▶ [Task brief] Return all of the data exactly as written, without the pictures.

Collected data:
________________________________________

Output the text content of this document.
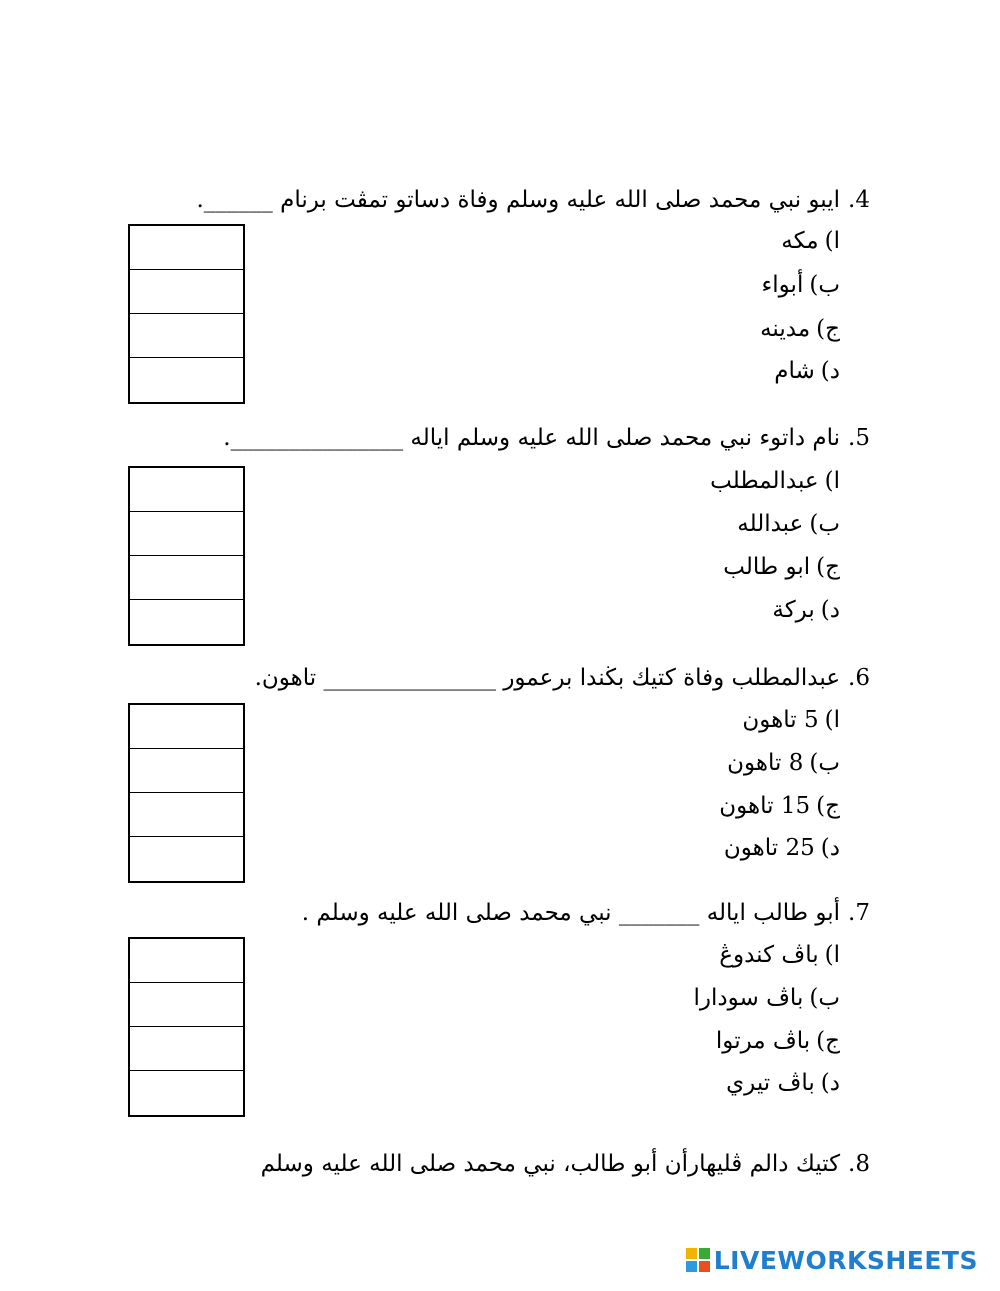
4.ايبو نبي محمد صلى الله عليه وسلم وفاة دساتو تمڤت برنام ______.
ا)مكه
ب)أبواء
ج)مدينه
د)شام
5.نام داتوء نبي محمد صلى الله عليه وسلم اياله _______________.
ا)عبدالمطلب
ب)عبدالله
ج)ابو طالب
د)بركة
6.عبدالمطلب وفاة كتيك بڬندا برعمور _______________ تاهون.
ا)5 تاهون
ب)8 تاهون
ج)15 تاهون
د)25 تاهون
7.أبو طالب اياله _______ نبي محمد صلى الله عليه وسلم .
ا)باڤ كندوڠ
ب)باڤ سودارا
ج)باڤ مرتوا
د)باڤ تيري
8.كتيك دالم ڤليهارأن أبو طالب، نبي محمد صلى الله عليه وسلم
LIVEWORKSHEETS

________________________________________

▶ [Solution to the exercise]
Output the text content of this document.
4.ايبو نبي محمد صلى الله عليه وسلم وفاة دساتو تمڤت برنام ______.
ا)مكه
ب)أبواء
ج)مدينه
د)شام
5.نام داتوء نبي محمد صلى الله عليه وسلم اياله _______________.
ا)عبدالمطلب
ب)عبدالله
ج)ابو طالب
د)بركة
6.عبدالمطلب وفاة كتيك بڬندا برعمور _______________ تاهون.
ا)5 تاهون
ب)8 تاهون
ج)15 تاهون
د)25 تاهون
7.أبو طالب اياله _______ نبي محمد صلى الله عليه وسلم .
ا)باڤ كندوڠ
ب)باڤ سودارا
ج)باڤ مرتوا
د)باڤ تيري
8.كتيك دالم ڤليهارأن أبو طالب، نبي محمد صلى الله عليه وسلم
LIVEWORKSHEETS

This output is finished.